What to work on:
From the listing below, pull out the lines that hold "auch".

(Stored data)

□ □ □

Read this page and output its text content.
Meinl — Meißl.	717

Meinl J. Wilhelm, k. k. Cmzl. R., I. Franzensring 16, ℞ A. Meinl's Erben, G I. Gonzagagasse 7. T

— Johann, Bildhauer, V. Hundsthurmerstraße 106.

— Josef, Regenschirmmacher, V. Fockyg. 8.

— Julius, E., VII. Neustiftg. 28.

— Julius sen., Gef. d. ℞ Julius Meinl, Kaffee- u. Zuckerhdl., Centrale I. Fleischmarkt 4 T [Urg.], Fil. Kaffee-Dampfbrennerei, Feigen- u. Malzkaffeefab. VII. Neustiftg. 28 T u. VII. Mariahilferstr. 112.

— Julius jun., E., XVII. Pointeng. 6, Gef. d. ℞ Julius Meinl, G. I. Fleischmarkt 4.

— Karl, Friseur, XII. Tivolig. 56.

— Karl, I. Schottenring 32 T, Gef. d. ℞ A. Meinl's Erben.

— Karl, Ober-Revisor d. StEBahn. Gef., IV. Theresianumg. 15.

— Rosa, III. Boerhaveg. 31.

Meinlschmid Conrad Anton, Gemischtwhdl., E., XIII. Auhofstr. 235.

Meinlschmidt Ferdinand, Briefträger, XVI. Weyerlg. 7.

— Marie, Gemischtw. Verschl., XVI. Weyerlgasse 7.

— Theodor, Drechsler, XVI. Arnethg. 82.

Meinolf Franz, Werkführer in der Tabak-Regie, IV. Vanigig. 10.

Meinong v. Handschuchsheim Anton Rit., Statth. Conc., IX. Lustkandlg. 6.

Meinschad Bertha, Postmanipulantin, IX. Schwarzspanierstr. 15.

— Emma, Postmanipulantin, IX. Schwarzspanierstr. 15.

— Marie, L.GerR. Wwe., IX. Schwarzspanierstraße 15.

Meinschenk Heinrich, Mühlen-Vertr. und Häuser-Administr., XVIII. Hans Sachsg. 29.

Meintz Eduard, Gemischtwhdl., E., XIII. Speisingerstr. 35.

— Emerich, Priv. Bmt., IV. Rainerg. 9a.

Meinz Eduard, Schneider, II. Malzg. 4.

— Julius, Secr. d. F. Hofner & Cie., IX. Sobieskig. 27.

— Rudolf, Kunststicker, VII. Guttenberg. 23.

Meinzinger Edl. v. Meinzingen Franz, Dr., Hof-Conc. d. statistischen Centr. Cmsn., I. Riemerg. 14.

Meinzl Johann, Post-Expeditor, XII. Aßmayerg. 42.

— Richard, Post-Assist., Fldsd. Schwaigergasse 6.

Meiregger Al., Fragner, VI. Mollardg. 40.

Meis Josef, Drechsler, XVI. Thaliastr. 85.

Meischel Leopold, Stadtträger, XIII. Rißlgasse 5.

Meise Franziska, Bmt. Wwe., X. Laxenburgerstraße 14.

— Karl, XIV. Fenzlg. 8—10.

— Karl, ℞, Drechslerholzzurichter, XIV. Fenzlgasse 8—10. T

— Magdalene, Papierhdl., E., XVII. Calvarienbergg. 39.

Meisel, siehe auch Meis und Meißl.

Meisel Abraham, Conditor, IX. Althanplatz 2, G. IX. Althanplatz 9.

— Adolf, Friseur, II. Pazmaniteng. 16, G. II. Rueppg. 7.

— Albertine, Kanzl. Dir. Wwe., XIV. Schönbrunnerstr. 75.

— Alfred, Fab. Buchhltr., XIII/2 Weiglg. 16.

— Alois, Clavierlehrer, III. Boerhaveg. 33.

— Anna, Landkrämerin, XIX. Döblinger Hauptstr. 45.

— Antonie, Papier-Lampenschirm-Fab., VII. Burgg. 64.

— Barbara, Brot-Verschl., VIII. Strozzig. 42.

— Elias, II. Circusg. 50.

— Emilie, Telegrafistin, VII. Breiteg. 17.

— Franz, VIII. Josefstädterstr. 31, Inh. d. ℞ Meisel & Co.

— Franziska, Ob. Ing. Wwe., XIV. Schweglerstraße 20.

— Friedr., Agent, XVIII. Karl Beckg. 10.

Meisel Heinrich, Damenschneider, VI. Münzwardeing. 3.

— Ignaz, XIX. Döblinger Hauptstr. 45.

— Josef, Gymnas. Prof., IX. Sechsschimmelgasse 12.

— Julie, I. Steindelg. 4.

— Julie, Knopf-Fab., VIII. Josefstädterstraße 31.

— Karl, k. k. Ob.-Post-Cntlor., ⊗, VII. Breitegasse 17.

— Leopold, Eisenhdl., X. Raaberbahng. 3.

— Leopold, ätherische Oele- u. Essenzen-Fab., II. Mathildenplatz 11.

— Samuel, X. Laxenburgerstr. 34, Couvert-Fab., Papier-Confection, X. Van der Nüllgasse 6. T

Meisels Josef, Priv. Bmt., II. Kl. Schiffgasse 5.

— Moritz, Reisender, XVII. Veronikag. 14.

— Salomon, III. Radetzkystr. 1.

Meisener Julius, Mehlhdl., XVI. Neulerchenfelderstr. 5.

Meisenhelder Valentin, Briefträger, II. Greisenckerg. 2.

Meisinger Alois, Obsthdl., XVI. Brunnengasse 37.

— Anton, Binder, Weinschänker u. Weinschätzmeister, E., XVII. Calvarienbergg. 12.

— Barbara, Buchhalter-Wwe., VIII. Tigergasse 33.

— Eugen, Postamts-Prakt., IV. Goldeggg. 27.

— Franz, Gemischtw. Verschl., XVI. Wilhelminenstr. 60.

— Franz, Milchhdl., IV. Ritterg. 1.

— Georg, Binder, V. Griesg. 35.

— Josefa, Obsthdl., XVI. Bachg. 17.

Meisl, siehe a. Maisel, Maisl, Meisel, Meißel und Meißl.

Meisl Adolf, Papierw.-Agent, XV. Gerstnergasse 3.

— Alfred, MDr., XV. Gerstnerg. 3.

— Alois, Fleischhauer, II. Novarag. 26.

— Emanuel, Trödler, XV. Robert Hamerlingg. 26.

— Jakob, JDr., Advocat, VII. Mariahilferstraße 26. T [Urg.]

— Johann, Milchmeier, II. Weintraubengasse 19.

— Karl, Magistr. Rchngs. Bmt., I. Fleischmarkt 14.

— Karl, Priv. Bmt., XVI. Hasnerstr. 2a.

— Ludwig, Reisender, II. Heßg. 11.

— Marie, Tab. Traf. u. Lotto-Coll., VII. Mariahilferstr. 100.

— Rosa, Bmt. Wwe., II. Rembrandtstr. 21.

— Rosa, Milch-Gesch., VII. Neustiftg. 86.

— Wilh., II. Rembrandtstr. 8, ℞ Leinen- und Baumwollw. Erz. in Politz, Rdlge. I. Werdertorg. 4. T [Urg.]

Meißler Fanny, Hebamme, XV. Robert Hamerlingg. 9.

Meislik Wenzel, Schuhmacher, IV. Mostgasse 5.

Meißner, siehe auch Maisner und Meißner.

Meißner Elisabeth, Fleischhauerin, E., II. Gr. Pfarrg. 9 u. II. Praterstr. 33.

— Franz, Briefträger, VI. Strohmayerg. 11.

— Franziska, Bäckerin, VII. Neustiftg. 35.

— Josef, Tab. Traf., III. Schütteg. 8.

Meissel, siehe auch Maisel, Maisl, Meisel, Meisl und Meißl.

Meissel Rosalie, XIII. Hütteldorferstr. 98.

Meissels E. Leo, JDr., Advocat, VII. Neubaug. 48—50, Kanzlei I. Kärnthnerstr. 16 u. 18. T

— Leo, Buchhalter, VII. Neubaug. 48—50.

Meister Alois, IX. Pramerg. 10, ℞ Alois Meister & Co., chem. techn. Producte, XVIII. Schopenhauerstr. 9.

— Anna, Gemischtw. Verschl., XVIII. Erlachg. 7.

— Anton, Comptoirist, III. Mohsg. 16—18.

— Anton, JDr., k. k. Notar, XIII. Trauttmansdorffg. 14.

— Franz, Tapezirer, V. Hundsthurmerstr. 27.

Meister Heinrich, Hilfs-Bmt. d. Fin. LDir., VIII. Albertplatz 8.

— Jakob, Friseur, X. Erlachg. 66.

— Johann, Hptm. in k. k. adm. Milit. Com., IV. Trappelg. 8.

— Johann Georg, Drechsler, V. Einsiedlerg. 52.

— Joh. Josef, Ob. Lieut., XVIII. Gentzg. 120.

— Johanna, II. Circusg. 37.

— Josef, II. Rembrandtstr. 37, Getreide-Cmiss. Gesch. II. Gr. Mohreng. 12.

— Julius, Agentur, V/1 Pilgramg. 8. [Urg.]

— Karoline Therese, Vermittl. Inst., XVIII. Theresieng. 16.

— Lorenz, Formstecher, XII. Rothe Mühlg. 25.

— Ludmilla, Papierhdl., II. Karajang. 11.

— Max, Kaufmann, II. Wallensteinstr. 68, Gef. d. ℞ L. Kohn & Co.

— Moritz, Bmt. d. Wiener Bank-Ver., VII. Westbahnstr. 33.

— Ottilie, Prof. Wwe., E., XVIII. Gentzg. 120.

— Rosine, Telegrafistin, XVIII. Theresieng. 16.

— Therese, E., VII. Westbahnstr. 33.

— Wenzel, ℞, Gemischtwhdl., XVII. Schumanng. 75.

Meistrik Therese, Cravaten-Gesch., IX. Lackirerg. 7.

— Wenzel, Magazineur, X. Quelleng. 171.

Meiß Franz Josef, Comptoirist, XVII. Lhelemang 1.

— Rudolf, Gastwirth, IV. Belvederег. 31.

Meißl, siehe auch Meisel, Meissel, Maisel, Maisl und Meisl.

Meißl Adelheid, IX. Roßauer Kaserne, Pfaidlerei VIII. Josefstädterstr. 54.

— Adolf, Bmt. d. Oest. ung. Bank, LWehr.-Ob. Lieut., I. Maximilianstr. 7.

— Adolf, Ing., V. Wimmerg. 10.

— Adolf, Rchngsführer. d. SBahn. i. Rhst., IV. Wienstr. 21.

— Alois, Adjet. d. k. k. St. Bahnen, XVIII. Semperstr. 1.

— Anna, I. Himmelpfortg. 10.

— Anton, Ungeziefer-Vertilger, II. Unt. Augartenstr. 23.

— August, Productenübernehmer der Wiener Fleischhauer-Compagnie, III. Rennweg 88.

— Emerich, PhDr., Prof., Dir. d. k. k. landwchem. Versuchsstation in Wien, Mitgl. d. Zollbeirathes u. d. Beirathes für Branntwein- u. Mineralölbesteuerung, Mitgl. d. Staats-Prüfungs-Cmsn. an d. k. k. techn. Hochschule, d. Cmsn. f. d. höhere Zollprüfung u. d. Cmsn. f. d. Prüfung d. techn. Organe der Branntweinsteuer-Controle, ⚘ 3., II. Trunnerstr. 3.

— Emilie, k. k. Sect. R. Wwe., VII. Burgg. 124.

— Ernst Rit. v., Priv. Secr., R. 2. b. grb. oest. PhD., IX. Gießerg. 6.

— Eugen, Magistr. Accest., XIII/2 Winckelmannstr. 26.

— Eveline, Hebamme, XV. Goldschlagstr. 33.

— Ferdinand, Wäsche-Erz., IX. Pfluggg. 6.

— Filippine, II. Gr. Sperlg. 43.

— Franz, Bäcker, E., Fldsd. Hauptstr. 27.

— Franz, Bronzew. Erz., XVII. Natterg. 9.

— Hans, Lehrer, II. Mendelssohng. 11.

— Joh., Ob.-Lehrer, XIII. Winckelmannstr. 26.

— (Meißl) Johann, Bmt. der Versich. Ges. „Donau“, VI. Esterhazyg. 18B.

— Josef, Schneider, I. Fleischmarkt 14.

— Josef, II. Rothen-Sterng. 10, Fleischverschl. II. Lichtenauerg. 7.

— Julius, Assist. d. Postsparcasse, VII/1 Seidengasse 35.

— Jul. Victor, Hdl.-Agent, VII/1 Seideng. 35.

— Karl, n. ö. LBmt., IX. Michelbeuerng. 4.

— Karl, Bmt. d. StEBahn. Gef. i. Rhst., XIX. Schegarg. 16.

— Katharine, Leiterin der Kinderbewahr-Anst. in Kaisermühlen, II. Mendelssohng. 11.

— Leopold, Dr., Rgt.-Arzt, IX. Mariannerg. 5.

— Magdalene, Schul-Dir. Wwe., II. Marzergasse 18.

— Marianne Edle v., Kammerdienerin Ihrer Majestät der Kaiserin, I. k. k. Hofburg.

□ □ □

Result below:
Meisel, siehe auch Meis und Meißl.
Meißner, siehe auch Maisner und Meißner.
Meissel, siehe auch Maisel, Maisl, Meisel, Meisl und Meißl.
Meißl, siehe auch Meisel, Meissel, Maisel, Maisl und Meisl.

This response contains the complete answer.